**Request**. Collect all lines containing the word "SRMTID" from the data.

(Dataset entries on figures)
● ● ●

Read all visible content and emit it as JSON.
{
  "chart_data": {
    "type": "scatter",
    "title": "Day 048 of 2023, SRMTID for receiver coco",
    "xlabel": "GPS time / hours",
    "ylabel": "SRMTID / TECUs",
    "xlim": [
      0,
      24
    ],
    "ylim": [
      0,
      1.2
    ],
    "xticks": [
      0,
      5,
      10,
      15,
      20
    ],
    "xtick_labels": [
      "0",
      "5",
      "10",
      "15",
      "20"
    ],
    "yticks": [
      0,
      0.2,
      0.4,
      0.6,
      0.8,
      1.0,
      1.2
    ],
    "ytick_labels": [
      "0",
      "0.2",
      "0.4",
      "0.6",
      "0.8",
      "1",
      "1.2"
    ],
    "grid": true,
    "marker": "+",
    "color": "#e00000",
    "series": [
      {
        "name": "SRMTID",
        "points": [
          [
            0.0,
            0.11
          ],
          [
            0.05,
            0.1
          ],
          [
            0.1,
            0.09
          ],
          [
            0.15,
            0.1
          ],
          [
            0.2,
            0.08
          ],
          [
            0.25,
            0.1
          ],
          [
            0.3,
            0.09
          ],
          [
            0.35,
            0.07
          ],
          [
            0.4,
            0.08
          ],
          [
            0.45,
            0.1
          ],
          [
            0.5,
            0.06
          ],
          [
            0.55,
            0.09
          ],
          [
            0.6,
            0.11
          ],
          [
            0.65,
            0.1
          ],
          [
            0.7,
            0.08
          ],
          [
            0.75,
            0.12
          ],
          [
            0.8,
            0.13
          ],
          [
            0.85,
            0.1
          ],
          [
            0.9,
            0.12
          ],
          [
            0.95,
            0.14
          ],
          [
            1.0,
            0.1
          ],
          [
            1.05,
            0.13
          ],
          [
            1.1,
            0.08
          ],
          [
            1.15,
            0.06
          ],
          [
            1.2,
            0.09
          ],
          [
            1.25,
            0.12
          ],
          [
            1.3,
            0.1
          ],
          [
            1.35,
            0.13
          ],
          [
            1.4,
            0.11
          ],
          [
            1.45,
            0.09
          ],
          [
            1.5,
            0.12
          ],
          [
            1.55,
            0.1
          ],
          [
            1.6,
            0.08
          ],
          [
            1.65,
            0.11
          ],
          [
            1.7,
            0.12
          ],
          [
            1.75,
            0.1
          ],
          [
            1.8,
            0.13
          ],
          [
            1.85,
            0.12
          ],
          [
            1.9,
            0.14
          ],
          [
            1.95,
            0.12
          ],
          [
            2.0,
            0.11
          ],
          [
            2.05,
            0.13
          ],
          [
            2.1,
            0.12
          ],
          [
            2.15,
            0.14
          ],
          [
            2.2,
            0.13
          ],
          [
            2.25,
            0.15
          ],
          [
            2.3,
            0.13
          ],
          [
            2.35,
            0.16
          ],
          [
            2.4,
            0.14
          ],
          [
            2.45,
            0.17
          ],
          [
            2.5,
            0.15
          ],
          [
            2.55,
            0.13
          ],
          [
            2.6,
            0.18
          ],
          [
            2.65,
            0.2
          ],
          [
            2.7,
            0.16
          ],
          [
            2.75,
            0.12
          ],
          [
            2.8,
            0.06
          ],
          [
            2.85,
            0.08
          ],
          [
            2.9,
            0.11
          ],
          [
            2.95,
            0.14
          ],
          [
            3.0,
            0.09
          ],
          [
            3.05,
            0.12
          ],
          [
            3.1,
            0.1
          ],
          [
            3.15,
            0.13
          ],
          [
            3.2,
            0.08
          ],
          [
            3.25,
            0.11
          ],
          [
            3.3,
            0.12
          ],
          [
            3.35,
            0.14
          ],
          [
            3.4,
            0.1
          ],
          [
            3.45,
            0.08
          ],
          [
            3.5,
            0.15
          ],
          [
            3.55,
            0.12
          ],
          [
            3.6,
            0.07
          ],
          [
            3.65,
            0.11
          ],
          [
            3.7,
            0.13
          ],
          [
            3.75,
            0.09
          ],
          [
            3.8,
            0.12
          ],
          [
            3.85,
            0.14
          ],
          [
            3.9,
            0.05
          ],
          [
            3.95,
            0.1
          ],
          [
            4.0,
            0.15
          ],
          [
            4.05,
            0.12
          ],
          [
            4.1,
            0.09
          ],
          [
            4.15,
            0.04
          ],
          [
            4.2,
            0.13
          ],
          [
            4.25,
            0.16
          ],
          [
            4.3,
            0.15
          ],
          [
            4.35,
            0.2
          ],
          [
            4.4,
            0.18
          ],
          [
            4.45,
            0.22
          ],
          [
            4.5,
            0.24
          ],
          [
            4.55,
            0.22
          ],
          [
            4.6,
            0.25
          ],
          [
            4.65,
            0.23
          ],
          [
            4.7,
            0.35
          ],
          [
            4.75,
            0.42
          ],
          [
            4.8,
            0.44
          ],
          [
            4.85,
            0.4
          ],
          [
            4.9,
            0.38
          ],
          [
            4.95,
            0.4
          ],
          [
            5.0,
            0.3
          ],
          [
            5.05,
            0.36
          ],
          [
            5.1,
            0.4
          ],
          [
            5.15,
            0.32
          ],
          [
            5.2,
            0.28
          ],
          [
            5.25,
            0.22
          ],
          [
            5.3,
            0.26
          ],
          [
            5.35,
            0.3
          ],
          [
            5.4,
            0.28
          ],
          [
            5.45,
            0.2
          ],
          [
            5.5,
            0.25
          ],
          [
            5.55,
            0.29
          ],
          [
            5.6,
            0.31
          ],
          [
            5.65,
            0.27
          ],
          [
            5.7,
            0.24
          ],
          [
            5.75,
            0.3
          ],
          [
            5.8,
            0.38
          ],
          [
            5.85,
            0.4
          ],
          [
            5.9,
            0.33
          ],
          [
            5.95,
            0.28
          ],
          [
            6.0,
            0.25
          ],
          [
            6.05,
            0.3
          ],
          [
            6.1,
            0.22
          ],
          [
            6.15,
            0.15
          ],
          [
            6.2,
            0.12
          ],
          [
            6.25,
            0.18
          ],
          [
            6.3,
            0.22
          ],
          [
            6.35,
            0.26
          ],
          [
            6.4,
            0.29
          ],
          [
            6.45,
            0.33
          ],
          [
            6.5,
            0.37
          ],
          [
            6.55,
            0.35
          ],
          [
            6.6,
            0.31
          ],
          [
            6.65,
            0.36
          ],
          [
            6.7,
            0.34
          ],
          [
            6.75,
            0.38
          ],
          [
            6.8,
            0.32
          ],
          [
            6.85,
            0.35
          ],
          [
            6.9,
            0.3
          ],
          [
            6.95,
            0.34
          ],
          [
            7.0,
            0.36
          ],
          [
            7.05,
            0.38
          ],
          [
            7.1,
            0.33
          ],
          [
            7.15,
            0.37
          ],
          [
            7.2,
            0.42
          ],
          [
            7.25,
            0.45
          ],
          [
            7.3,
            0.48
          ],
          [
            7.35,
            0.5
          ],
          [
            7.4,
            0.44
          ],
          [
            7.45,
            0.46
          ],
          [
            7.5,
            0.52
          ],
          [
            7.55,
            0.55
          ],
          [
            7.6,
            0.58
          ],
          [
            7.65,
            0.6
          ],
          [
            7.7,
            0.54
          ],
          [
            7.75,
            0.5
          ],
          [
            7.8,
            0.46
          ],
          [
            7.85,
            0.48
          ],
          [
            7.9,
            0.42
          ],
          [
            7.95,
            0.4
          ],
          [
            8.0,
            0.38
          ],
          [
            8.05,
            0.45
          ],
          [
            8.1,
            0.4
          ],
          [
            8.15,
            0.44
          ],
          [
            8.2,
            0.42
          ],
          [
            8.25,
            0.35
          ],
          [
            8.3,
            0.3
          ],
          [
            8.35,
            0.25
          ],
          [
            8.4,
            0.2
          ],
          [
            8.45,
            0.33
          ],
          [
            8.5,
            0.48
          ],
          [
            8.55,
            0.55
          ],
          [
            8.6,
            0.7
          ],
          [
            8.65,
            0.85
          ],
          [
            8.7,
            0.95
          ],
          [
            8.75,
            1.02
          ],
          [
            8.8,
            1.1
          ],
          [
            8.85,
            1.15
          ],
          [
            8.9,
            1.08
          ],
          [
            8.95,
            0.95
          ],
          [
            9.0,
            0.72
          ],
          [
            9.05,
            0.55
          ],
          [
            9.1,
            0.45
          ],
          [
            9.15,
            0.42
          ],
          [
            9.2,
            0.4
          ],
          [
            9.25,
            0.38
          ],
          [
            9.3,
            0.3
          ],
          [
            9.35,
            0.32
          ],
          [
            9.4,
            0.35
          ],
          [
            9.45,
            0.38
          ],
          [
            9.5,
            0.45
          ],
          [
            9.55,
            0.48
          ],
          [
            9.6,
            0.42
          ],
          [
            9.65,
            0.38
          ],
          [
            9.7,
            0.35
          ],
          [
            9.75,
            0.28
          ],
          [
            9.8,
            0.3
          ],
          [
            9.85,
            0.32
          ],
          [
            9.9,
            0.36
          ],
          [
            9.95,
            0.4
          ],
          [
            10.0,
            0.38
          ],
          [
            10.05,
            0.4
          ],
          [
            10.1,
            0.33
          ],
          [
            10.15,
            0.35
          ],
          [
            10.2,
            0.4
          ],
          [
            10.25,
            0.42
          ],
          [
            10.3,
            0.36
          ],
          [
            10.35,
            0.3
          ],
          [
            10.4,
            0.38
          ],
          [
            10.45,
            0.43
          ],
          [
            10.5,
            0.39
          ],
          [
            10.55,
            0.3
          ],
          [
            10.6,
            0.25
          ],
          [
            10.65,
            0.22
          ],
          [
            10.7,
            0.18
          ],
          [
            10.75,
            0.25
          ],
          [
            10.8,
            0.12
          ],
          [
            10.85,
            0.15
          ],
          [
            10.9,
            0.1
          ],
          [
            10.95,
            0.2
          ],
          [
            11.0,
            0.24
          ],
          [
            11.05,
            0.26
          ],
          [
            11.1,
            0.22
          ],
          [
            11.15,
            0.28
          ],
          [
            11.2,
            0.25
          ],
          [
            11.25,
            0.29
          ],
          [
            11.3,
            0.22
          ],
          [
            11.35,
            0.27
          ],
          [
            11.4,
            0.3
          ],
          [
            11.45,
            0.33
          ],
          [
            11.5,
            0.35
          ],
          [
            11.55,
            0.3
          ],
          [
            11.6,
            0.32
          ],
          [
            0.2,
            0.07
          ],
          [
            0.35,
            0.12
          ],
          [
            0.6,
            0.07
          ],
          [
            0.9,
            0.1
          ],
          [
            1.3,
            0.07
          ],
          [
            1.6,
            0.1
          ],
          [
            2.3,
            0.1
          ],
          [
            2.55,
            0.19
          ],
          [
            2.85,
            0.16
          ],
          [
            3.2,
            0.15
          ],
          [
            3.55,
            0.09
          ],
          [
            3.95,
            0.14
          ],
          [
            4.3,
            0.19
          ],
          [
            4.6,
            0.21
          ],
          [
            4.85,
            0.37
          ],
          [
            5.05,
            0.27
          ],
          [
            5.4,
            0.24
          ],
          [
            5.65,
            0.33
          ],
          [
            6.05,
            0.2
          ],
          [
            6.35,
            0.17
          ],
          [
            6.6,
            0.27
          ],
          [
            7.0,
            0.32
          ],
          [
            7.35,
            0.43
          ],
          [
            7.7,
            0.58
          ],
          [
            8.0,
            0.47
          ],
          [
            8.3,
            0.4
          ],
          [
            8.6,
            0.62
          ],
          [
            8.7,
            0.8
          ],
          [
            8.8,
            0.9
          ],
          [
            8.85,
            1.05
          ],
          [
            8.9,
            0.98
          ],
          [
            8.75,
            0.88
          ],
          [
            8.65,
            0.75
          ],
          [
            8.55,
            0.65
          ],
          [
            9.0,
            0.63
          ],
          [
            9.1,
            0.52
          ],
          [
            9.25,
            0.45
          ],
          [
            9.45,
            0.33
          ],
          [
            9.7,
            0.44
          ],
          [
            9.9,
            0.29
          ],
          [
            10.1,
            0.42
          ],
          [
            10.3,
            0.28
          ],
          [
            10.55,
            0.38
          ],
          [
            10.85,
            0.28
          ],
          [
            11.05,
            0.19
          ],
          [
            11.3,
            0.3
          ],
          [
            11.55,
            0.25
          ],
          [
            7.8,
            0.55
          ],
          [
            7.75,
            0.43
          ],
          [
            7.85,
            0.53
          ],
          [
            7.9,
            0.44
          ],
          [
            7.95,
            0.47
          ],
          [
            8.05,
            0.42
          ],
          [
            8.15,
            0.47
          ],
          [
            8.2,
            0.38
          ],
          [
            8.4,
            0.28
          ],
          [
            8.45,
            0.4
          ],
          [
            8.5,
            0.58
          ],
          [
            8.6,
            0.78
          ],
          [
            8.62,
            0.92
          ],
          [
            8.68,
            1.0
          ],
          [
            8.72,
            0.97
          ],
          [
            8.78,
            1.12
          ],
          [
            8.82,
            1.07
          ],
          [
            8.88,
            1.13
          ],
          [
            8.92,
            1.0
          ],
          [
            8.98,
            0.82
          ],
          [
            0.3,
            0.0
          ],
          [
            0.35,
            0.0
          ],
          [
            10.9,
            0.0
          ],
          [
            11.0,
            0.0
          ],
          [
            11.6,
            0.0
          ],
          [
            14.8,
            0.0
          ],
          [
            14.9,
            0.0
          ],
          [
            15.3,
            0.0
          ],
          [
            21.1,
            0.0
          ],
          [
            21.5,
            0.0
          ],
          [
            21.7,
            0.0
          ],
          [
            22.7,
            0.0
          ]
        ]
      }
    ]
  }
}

● ● ●

**Result**.
    "title": "Day 048 of 2023, SRMTID for receiver coco",
    "ylabel": "SRMTID / TECUs",
        "name": "SRMTID",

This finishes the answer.